--- Start SUPPLIED RECORDS ---
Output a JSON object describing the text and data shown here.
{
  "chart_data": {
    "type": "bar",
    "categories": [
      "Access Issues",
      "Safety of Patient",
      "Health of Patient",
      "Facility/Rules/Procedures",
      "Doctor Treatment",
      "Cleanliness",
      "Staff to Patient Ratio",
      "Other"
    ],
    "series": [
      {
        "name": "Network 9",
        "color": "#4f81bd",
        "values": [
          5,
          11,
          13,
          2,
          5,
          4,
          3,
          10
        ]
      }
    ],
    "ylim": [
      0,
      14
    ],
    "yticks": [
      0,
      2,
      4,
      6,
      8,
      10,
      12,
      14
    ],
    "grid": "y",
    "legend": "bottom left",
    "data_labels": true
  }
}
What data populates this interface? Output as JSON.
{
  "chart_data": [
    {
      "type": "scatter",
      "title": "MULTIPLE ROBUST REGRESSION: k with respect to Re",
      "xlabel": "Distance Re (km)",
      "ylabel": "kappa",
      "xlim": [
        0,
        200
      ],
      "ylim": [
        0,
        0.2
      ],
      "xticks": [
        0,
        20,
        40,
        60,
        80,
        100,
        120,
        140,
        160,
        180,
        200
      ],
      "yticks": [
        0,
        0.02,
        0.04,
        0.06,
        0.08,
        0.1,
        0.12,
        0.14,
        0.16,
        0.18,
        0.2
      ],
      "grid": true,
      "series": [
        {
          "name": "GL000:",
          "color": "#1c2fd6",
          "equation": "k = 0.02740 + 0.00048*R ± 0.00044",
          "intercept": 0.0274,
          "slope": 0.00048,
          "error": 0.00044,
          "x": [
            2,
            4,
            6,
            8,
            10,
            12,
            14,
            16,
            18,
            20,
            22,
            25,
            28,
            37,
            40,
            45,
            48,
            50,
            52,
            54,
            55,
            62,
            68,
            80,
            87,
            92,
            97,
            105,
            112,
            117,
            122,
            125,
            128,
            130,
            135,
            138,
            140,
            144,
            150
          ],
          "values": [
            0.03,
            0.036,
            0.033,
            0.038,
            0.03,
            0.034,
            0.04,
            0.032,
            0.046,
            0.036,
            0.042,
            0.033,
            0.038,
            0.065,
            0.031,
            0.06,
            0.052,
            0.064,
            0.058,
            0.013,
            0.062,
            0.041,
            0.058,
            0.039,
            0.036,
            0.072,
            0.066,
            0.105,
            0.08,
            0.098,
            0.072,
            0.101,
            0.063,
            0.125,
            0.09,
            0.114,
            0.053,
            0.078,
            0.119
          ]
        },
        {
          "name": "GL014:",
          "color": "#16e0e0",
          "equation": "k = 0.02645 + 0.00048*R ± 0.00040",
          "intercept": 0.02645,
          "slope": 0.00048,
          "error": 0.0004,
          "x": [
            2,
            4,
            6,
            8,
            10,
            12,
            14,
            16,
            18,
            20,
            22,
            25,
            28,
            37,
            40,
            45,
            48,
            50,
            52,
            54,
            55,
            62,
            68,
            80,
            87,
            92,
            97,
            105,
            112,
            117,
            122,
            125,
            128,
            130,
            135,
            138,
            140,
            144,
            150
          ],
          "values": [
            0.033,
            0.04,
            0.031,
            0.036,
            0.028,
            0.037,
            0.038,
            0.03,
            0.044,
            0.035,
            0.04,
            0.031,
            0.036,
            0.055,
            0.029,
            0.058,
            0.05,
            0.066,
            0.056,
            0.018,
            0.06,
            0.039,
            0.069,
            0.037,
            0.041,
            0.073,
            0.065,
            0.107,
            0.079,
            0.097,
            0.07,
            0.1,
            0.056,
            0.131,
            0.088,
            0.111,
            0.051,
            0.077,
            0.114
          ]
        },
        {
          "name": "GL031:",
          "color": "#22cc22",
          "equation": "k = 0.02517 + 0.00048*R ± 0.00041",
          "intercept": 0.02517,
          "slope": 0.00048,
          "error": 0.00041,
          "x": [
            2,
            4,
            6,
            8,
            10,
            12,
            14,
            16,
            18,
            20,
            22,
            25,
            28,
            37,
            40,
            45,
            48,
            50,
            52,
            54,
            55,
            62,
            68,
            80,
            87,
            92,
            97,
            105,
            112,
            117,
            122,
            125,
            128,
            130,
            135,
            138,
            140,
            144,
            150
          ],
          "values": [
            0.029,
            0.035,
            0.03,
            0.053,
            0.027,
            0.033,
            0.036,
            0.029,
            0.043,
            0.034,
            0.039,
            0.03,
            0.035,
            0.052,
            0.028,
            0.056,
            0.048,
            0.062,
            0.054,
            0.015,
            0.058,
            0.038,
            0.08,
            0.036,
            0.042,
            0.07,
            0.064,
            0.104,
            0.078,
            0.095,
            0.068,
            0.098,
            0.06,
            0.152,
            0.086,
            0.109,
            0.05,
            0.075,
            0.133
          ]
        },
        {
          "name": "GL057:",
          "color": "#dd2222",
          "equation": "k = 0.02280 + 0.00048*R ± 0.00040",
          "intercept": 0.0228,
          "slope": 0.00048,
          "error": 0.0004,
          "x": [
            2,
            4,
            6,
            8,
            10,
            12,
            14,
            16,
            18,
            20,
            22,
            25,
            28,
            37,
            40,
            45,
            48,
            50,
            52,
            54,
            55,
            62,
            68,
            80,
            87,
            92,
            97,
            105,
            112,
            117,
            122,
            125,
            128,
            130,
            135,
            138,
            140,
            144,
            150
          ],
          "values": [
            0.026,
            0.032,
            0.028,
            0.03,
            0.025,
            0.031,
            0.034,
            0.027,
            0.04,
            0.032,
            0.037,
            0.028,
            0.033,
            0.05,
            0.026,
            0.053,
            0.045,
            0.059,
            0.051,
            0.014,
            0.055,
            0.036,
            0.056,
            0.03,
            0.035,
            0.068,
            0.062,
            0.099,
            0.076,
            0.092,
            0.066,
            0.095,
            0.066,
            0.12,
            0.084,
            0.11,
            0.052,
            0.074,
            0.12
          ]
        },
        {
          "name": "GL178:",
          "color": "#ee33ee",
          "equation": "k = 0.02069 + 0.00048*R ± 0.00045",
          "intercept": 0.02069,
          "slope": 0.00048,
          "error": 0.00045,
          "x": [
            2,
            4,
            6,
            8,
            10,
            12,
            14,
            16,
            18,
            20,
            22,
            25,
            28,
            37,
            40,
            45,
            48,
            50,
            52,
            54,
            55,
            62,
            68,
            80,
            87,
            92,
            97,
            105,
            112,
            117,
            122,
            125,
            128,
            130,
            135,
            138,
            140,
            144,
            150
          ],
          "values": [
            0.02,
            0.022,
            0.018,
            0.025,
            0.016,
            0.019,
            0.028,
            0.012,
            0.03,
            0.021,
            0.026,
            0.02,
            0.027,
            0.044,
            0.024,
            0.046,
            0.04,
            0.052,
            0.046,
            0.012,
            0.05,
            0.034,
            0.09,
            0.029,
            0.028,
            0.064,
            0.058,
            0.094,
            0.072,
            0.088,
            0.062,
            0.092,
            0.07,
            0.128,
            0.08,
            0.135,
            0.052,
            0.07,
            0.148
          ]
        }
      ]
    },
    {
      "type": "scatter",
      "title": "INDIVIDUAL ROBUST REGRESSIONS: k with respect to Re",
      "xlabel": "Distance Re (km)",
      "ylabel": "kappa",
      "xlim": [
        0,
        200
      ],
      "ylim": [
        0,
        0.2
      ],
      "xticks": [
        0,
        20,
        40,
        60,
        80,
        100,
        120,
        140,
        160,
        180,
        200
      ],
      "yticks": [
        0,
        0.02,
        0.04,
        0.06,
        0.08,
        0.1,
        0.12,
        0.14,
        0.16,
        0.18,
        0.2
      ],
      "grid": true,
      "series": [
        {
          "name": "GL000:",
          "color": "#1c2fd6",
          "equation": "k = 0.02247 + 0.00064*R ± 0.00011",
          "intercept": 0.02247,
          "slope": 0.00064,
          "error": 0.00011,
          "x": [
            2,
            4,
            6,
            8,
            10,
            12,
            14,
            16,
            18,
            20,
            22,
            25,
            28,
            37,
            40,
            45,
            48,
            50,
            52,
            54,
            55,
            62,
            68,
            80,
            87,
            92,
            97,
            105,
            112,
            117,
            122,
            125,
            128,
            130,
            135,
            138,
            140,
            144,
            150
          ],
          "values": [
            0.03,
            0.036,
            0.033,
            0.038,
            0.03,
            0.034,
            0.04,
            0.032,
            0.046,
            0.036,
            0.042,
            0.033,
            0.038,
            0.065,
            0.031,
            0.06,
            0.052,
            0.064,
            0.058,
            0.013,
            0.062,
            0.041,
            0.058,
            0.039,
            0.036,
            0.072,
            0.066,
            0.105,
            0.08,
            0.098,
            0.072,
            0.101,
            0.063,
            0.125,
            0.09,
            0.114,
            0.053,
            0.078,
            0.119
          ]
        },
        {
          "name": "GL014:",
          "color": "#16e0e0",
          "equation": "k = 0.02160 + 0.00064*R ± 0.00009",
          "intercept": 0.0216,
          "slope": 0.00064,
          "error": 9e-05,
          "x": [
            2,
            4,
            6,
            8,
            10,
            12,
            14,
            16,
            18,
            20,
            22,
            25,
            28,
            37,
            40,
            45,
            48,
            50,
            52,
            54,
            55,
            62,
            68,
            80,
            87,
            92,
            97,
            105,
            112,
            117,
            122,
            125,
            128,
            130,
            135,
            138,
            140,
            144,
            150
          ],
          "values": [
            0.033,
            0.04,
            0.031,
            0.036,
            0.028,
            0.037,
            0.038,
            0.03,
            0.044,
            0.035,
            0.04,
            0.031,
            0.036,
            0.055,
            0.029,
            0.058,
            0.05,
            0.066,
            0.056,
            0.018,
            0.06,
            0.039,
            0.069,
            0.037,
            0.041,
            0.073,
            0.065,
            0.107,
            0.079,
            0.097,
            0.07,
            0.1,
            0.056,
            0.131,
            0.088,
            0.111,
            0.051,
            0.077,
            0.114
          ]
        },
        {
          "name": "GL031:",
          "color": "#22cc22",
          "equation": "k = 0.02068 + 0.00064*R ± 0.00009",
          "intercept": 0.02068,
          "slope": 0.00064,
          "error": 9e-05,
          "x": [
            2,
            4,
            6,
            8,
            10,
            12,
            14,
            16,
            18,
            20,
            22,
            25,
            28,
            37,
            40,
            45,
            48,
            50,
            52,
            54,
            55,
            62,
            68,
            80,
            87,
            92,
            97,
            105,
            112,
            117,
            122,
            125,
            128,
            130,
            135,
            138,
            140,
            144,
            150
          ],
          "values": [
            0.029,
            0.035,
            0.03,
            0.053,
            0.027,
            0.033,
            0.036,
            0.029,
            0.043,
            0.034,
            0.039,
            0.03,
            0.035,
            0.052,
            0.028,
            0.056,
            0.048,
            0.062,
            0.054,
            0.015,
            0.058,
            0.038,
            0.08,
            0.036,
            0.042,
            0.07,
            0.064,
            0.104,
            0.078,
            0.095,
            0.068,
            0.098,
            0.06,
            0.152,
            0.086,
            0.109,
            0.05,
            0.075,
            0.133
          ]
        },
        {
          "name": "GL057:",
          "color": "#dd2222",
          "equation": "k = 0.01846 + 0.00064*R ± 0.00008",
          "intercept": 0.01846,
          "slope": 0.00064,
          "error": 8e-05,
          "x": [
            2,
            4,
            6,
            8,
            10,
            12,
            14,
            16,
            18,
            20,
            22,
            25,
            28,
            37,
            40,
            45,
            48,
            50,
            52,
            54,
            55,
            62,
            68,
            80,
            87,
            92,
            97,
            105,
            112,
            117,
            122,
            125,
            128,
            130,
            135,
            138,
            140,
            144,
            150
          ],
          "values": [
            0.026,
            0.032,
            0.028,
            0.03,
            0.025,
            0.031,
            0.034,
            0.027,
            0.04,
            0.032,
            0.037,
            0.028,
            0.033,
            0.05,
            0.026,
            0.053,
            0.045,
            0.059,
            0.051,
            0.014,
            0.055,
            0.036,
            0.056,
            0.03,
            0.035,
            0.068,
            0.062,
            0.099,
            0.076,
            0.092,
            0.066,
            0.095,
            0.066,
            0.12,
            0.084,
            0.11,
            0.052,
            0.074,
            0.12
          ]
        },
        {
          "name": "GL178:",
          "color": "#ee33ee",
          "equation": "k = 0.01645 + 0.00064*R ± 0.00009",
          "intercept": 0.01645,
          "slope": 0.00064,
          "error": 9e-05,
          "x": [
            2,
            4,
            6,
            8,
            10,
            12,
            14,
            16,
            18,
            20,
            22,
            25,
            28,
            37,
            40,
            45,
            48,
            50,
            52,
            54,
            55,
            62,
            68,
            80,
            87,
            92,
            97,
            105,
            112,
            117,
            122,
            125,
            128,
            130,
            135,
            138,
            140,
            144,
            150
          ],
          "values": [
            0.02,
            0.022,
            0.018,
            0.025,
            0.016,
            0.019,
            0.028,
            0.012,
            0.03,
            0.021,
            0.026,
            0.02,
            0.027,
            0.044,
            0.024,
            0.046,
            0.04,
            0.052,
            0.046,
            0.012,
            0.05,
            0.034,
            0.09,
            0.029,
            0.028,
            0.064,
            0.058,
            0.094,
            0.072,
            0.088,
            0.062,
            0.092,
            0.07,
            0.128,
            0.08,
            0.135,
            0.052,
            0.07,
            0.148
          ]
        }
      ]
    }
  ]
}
--- End SUPPLIED RECORDS ---
> [REQUIREMENT] Search the lines above for the string "error", then show every one that has it.

> [THE RESULT]
          "error": 0.00044,
          "error": 0.0004,
          "error": 0.00041,
          "error": 0.0004,
          "error": 0.00045,
          "error": 0.00011,
          "error": 9e-05,
          "error": 9e-05,
          "error": 8e-05,
          "error": 9e-05,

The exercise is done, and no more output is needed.